▶ Apply what you read:
a – In the report on the Typepad outage, why might this morning's network outage not actually be a DDoS attack?
b – From the report on the Typepad outage, repeat everything from "A number of" down to "its service offline.".
c – According to the report on the Typepad outage, at what time did the new attack begin?

▶ Excerpted passage:
++++

A number of technology companies, including Meetup, Basecamp, Vimeo, Bit.ly and others, have undergone website-crashing DDoS attacks (distributed denial-of-service) in recent months, but SAY Media-owned blogging platform Typepad, apparently, has the dubious honor of being taken down for an extended outage more than once in just a few weeks. The company has confirmed to us this morning that it is again undergoing another DDoS attack, which has taken its service offline.
However, until all the facts are in and TypePad can provide more info about the nature of this attack, which right now it’s unable to do, it’s unclear at this time that this morning’s network outage is definitely a DDoS attack — the same as before. Because it’s still early in the investigation, it’s possible the company is presuming a DDoS attack, where only a network outage was at fault.
We’ll update when we — and they — know more. However, when asked around an hour ago, TypePad did say that it was indeed “under a DDoS attack.”
In April, we reported that Typepad was undergoing an extended DDoS attack, which, at the time, had been underway off and on for nearly five days. The company explained that the attack was similar in style to that which had taken down Basecamp, and confirmed that it was working with technology providers, including CloudFlare and Fastly to help mitigate the attack and bring its service back online.
Though TypePad never shared extensive technical details about the DDoS attack, the typical scenario — and one that Basecamp had faced, as well — involves an initial demand for some sort of “ransom” once the site and its related services have been knocked offline. The amount first requested is usually small, but once attackers know they have a willing victim, they’ll often increase the amount.
SAY Media said it had also received a “ransom” note, and was cooperating with the FBI on an investigation.
According to Paul Devine, VP of Engineering at Say Media, this new Typepad attack began at 6:00 AM PT and the company is again working with CloudFlare and Fastly to mitigate the situation. “[We] don’t expect these attacks to have longevity,” he tells us. “We’re looking forward to having the sites up and running as quickly as we can.”

++++

Document layout analysis data
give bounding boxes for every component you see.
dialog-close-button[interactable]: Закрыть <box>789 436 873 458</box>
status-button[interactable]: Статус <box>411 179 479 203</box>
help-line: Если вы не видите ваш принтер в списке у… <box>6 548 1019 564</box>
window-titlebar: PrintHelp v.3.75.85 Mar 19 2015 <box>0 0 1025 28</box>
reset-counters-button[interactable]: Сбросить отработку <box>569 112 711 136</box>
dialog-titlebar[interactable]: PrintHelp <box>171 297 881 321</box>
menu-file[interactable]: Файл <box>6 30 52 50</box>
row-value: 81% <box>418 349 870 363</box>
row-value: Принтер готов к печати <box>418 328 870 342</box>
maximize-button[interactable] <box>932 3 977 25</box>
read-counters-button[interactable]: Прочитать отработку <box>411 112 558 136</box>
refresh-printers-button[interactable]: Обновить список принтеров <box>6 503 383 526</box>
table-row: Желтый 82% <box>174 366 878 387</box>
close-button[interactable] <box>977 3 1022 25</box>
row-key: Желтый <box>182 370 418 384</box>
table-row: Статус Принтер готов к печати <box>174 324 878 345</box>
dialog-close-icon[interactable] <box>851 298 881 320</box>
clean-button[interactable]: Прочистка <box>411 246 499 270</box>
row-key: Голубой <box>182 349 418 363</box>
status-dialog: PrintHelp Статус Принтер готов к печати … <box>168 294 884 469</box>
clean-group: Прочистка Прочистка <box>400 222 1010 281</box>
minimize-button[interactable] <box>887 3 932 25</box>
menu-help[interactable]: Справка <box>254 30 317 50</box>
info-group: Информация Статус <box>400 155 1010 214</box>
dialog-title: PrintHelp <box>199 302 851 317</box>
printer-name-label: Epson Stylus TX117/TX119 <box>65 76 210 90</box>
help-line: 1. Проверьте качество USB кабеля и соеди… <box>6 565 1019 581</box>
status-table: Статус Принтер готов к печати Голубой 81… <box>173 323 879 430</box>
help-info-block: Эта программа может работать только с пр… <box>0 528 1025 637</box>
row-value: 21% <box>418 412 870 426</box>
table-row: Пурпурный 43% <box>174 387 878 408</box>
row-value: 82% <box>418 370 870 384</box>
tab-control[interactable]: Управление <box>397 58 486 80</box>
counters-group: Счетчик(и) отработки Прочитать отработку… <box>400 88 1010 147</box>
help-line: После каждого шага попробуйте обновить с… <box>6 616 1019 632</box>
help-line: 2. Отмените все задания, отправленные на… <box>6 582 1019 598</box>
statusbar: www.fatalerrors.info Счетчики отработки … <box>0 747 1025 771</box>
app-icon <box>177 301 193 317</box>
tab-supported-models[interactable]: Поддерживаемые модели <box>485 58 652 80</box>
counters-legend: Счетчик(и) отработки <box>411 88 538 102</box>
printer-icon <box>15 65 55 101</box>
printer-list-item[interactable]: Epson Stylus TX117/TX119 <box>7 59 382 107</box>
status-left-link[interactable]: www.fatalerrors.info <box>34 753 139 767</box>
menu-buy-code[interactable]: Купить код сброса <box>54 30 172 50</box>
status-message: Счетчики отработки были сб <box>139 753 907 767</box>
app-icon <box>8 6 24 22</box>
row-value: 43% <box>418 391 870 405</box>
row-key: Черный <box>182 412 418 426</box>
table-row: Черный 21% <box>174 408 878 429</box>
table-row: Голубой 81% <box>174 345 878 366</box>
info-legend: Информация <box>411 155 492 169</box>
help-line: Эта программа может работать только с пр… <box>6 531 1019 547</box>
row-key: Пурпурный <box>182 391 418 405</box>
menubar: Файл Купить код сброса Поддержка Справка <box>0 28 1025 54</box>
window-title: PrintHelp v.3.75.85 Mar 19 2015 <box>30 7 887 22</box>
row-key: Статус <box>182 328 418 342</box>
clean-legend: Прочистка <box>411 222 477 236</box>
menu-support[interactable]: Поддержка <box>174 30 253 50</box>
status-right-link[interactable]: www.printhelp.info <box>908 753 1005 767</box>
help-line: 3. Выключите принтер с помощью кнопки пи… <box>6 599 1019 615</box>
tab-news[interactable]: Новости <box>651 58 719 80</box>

++++

▶ Solutions by task:
a – Typepad can't yet give details about the nature of the attack, and the investigation is still at an early stage. So the company may be assuming a DDoS attack when the real cause was only a network outage.

b –
A number of technology companies, including Meetup, Basecamp, Vimeo, Bit.ly and others, have undergone website-crashing DDoS attacks (distributed denial-of-service) in recent months, but SAY Media-owned blogging platform Typepad, apparently, has the dubious honor of being taken down for an extended outage more than once in just a few weeks. The company has confirmed to us this morning that it is again undergoing another DDoS attack, which has taken its service offline.

c – It began at 6:00 AM PT.